Problem description :: Write the material out again exactly.

Given records ::
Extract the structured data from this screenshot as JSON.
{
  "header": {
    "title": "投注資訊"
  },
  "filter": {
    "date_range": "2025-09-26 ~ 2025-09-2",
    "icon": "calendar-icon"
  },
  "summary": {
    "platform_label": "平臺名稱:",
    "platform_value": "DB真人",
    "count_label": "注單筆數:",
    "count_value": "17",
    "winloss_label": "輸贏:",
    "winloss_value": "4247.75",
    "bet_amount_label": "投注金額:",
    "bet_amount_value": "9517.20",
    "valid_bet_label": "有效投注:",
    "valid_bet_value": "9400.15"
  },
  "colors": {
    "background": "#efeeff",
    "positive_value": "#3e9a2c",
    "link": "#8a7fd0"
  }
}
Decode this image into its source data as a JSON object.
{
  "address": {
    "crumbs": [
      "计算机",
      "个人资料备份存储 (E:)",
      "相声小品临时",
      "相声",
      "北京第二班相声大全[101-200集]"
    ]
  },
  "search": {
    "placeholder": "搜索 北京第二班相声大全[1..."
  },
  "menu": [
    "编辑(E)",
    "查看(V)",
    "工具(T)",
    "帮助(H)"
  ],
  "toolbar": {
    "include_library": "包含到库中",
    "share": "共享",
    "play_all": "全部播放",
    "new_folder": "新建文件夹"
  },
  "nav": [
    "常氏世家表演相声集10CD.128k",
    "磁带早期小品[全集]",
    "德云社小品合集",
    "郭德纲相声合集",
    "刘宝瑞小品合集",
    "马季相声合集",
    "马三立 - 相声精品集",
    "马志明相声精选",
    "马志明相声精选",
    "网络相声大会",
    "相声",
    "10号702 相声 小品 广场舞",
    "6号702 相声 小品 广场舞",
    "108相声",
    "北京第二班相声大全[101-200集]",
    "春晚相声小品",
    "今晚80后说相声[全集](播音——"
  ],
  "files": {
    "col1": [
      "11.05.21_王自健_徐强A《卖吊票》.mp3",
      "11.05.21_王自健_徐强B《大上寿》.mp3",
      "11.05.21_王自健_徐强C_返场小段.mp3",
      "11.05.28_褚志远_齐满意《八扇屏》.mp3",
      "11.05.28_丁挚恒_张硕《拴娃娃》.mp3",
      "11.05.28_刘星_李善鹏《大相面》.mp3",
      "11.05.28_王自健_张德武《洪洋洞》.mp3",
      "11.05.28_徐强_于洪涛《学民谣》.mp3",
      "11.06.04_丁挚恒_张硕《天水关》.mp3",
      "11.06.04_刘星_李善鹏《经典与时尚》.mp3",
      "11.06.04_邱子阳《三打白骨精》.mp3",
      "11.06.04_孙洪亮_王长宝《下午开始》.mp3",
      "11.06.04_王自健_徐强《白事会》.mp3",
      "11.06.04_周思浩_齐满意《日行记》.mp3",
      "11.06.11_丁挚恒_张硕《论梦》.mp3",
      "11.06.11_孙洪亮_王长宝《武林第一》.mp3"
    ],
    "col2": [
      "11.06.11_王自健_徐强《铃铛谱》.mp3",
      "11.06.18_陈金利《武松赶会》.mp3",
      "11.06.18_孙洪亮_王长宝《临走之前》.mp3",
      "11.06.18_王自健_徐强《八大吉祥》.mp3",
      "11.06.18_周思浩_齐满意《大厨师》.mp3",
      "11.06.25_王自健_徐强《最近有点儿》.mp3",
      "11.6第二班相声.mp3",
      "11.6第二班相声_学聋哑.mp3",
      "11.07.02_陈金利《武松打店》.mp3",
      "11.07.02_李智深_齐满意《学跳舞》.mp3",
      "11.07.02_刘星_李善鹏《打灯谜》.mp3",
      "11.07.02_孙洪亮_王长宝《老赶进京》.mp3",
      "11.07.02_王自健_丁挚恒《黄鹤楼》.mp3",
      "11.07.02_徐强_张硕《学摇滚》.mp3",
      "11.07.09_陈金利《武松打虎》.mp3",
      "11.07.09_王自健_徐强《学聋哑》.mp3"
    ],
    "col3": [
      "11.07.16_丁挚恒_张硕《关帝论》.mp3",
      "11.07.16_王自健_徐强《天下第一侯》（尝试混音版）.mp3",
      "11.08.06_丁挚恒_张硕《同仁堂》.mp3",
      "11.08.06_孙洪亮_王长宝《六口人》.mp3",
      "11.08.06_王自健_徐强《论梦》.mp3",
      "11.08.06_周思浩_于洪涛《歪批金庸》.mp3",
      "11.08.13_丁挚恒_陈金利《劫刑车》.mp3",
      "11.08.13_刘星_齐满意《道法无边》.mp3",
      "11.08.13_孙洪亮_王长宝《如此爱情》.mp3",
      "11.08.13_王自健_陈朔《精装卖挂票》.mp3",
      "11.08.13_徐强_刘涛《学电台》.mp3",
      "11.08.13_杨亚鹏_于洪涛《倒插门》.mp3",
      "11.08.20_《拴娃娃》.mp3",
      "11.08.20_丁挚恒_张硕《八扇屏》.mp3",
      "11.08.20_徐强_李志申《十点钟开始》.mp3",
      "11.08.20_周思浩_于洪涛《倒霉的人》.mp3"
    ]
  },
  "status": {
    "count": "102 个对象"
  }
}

Result of the task ::
Extract the structured data from this screenshot as JSON.
{
  "header": {
    "title": "投注資訊"
  },
  "filter": {
    "date_range": "2025-09-26 ~ 2025-09-2",
    "icon": "calendar-icon"
  },
  "summary": {
    "platform_label": "平臺名稱:",
    "platform_value": "DB真人",
    "count_label": "注單筆數:",
    "count_value": "17",
    "winloss_label": "輸贏:",
    "winloss_value": "4247.75",
    "bet_amount_label": "投注金額:",
    "bet_amount_value": "9517.20",
    "valid_bet_label": "有效投注:",
    "valid_bet_value": "9400.15"
  },
  "colors": {
    "background": "#efeeff",
    "positive_value": "#3e9a2c",
    "link": "#8a7fd0"
  }
}
Decode this image into its source data as a JSON object.
{
  "address": {
    "crumbs": [
      "计算机",
      "个人资料备份存储 (E:)",
      "相声小品临时",
      "相声",
      "北京第二班相声大全[101-200集]"
    ]
  },
  "search": {
    "placeholder": "搜索 北京第二班相声大全[1..."
  },
  "menu": [
    "编辑(E)",
    "查看(V)",
    "工具(T)",
    "帮助(H)"
  ],
  "toolbar": {
    "include_library": "包含到库中",
    "share": "共享",
    "play_all": "全部播放",
    "new_folder": "新建文件夹"
  },
  "nav": [
    "常氏世家表演相声集10CD.128k",
    "磁带早期小品[全集]",
    "德云社小品合集",
    "郭德纲相声合集",
    "刘宝瑞小品合集",
    "马季相声合集",
    "马三立 - 相声精品集",
    "马志明相声精选",
    "马志明相声精选",
    "网络相声大会",
    "相声",
    "10号702 相声 小品 广场舞",
    "6号702 相声 小品 广场舞",
    "108相声",
    "北京第二班相声大全[101-200集]",
    "春晚相声小品",
    "今晚80后说相声[全集](播音——"
  ],
  "files": {
    "col1": [
      "11.05.21_王自健_徐强A《卖吊票》.mp3",
      "11.05.21_王自健_徐强B《大上寿》.mp3",
      "11.05.21_王自健_徐强C_返场小段.mp3",
      "11.05.28_褚志远_齐满意《八扇屏》.mp3",
      "11.05.28_丁挚恒_张硕《拴娃娃》.mp3",
      "11.05.28_刘星_李善鹏《大相面》.mp3",
      "11.05.28_王自健_张德武《洪洋洞》.mp3",
      "11.05.28_徐强_于洪涛《学民谣》.mp3",
      "11.06.04_丁挚恒_张硕《天水关》.mp3",
      "11.06.04_刘星_李善鹏《经典与时尚》.mp3",
      "11.06.04_邱子阳《三打白骨精》.mp3",
      "11.06.04_孙洪亮_王长宝《下午开始》.mp3",
      "11.06.04_王自健_徐强《白事会》.mp3",
      "11.06.04_周思浩_齐满意《日行记》.mp3",
      "11.06.11_丁挚恒_张硕《论梦》.mp3",
      "11.06.11_孙洪亮_王长宝《武林第一》.mp3"
    ],
    "col2": [
      "11.06.11_王自健_徐强《铃铛谱》.mp3",
      "11.06.18_陈金利《武松赶会》.mp3",
      "11.06.18_孙洪亮_王长宝《临走之前》.mp3",
      "11.06.18_王自健_徐强《八大吉祥》.mp3",
      "11.06.18_周思浩_齐满意《大厨师》.mp3",
      "11.06.25_王自健_徐强《最近有点儿》.mp3",
      "11.6第二班相声.mp3",
      "11.6第二班相声_学聋哑.mp3",
      "11.07.02_陈金利《武松打店》.mp3",
      "11.07.02_李智深_齐满意《学跳舞》.mp3",
      "11.07.02_刘星_李善鹏《打灯谜》.mp3",
      "11.07.02_孙洪亮_王长宝《老赶进京》.mp3",
      "11.07.02_王自健_丁挚恒《黄鹤楼》.mp3",
      "11.07.02_徐强_张硕《学摇滚》.mp3",
      "11.07.09_陈金利《武松打虎》.mp3",
      "11.07.09_王自健_徐强《学聋哑》.mp3"
    ],
    "col3": [
      "11.07.16_丁挚恒_张硕《关帝论》.mp3",
      "11.07.16_王自健_徐强《天下第一侯》（尝试混音版）.mp3",
      "11.08.06_丁挚恒_张硕《同仁堂》.mp3",
      "11.08.06_孙洪亮_王长宝《六口人》.mp3",
      "11.08.06_王自健_徐强《论梦》.mp3",
      "11.08.06_周思浩_于洪涛《歪批金庸》.mp3",
      "11.08.13_丁挚恒_陈金利《劫刑车》.mp3",
      "11.08.13_刘星_齐满意《道法无边》.mp3",
      "11.08.13_孙洪亮_王长宝《如此爱情》.mp3",
      "11.08.13_王自健_陈朔《精装卖挂票》.mp3",
      "11.08.13_徐强_刘涛《学电台》.mp3",
      "11.08.13_杨亚鹏_于洪涛《倒插门》.mp3",
      "11.08.20_《拴娃娃》.mp3",
      "11.08.20_丁挚恒_张硕《八扇屏》.mp3",
      "11.08.20_徐强_李志申《十点钟开始》.mp3",
      "11.08.20_周思浩_于洪涛《倒霉的人》.mp3"
    ]
  },
  "status": {
    "count": "102 个对象"
  }
}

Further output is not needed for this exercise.